## RECORDS PROVIDED
────────────────────
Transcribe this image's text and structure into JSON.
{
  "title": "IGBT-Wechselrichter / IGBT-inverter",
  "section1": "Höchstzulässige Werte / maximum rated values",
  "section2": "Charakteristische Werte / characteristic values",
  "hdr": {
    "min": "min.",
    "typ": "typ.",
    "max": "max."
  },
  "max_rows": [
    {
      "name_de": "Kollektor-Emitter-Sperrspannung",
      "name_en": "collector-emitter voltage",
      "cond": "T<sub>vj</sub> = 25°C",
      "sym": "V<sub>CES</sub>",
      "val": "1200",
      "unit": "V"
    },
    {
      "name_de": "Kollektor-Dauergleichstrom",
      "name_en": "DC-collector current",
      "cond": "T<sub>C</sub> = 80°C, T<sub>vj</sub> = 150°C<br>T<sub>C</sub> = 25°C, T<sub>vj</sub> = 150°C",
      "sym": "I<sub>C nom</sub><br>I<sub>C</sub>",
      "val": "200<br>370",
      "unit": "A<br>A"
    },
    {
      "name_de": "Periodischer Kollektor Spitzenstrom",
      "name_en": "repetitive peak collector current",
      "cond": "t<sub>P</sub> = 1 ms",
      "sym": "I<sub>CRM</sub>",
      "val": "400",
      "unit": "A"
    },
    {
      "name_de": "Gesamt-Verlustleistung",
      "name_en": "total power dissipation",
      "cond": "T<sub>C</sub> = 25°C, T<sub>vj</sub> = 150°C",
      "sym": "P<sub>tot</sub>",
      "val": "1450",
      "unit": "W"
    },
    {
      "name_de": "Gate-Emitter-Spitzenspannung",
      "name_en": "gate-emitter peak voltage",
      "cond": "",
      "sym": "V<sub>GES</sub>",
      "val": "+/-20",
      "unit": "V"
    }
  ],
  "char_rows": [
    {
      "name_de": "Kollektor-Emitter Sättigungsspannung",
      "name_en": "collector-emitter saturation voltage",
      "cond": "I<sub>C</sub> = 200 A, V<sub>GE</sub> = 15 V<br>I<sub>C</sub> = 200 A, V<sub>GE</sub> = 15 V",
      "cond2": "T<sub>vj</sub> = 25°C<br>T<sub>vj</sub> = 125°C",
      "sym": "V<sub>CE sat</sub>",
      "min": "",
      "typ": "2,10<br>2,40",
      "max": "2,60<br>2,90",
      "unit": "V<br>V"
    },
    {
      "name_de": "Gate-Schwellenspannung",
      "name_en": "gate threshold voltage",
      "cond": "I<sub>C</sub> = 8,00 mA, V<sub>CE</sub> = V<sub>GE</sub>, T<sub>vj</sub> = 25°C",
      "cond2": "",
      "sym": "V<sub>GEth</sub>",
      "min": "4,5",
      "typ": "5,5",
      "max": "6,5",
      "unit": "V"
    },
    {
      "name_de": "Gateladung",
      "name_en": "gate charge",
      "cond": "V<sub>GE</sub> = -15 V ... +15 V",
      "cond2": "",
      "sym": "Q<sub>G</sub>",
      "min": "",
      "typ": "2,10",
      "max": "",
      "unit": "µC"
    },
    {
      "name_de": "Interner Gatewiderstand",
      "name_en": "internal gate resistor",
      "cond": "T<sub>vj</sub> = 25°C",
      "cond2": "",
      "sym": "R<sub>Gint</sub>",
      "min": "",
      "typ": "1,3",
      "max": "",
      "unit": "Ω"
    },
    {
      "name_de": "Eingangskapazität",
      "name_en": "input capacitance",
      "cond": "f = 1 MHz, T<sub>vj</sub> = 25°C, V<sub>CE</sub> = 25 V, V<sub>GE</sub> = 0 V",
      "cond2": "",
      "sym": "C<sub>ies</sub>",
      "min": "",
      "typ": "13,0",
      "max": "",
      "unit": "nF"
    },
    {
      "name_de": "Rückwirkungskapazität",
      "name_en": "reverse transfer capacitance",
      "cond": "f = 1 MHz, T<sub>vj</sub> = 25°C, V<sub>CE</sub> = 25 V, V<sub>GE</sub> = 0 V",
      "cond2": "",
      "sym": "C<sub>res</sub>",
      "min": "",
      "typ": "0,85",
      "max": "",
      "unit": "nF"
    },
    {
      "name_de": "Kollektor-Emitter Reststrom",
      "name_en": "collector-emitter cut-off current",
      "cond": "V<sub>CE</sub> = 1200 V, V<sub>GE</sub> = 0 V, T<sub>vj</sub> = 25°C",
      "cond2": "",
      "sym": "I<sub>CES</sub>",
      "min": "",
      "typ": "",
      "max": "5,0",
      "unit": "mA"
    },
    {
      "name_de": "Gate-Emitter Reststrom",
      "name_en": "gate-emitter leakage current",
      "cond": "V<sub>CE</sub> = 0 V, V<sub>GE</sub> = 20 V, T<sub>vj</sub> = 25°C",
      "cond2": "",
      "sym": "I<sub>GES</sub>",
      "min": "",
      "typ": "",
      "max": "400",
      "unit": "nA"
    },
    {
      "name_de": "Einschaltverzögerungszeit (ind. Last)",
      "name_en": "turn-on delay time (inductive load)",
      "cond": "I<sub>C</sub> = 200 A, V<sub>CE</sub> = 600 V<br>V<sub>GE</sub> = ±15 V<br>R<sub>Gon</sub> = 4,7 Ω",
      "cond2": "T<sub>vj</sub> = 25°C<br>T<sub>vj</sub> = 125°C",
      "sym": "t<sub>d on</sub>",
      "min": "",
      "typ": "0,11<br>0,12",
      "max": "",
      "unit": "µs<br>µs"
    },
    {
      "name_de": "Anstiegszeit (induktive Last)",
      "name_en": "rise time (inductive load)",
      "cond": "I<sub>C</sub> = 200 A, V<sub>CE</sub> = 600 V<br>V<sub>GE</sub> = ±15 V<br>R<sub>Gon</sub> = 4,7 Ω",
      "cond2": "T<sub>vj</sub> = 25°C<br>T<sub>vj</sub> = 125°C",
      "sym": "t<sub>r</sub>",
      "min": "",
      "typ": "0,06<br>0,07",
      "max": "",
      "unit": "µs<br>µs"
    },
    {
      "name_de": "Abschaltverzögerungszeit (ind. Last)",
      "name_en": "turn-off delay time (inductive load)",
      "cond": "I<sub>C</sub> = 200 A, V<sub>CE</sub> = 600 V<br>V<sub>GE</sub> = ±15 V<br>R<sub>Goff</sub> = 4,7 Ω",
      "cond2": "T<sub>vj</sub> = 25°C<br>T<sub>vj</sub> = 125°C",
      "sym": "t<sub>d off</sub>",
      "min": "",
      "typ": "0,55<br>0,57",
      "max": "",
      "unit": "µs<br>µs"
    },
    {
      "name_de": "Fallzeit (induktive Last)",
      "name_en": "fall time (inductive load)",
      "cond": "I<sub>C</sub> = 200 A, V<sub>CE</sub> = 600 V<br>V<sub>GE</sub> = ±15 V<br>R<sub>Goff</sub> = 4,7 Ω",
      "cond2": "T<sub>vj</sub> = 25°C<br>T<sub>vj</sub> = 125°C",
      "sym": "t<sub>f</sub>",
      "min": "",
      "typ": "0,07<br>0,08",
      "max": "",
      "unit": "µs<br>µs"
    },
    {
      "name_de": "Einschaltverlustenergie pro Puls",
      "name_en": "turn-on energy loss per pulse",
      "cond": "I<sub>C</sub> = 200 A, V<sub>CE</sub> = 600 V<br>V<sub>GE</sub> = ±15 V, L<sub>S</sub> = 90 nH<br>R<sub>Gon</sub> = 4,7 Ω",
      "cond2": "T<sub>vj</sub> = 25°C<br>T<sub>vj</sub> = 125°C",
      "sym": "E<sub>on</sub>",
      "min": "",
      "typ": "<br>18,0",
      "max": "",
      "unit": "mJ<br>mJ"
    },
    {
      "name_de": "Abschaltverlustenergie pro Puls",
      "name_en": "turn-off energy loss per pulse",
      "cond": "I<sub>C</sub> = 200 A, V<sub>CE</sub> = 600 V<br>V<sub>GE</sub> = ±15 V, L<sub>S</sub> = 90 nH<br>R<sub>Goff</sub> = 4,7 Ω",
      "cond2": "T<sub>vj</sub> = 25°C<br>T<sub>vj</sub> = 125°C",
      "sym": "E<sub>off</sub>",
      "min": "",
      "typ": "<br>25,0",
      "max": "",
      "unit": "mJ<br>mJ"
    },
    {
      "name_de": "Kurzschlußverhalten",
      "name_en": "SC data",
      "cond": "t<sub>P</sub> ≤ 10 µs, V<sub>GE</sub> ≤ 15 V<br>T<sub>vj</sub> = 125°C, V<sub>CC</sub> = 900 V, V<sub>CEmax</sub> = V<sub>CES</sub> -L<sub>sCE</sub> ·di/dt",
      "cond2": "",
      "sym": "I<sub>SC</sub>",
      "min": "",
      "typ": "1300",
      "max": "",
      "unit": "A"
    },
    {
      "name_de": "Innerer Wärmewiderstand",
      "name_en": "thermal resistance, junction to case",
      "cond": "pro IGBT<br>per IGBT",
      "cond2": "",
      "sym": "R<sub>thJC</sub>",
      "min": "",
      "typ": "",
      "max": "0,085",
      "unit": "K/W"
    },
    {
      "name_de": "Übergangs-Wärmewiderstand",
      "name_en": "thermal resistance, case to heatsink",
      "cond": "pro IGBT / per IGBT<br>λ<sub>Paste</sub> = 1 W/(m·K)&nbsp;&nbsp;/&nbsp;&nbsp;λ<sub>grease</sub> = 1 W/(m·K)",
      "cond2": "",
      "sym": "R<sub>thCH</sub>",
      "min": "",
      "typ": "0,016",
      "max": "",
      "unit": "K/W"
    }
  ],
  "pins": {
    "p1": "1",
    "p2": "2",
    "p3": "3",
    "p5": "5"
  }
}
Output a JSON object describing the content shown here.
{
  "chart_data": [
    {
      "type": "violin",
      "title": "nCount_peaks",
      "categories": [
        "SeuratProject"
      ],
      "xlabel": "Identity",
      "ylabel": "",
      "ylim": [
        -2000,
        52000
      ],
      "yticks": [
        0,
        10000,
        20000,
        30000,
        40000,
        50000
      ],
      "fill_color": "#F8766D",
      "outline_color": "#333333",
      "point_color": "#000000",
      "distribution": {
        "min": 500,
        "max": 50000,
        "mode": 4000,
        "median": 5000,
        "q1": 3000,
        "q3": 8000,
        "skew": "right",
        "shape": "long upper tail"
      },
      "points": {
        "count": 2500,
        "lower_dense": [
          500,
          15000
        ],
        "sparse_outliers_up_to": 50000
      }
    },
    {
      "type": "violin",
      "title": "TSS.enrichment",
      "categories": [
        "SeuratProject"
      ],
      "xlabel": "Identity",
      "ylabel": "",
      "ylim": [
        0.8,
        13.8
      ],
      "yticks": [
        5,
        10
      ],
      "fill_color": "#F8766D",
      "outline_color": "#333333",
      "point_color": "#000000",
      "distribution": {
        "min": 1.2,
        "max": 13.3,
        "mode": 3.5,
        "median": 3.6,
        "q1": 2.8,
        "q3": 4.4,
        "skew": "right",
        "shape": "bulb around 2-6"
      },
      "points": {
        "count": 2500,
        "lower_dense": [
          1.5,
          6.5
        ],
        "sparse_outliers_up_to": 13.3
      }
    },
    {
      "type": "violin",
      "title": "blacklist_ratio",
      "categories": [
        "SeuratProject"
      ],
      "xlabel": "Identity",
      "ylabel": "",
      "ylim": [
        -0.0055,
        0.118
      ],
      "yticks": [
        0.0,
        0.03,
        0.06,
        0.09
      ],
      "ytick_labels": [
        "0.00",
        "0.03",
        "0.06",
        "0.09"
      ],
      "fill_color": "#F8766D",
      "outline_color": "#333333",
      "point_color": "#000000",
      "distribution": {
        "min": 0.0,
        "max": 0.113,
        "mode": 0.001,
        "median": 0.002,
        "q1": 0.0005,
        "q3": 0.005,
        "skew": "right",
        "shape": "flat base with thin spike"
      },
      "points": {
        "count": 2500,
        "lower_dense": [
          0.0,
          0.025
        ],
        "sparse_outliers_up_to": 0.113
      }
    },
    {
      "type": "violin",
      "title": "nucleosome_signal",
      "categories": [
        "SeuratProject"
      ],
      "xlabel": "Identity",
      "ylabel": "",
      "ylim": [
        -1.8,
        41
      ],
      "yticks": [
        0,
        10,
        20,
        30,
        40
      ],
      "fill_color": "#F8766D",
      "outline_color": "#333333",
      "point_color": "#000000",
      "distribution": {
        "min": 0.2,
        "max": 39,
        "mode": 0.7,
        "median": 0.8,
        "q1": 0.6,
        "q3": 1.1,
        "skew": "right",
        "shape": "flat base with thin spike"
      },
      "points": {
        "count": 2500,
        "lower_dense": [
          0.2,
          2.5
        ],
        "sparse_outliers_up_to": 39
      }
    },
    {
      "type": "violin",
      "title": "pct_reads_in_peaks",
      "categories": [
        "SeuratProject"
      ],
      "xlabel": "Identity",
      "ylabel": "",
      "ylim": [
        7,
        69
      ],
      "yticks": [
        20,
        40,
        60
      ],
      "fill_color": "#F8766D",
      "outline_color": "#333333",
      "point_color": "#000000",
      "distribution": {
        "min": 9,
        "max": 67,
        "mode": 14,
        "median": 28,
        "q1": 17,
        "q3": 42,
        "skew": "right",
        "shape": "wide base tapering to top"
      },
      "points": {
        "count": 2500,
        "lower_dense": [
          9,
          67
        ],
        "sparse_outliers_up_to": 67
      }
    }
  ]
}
────────────────────
## YOUR GOAL
Copy each line of the records that contains the word "Last".

## TASK OUTPUT
      "name_de": "Einschaltverzögerungszeit (ind. Last)",
      "name_de": "Anstiegszeit (induktive Last)",
      "name_de": "Abschaltverzögerungszeit (ind. Last)",
      "name_de": "Fallzeit (induktive Last)",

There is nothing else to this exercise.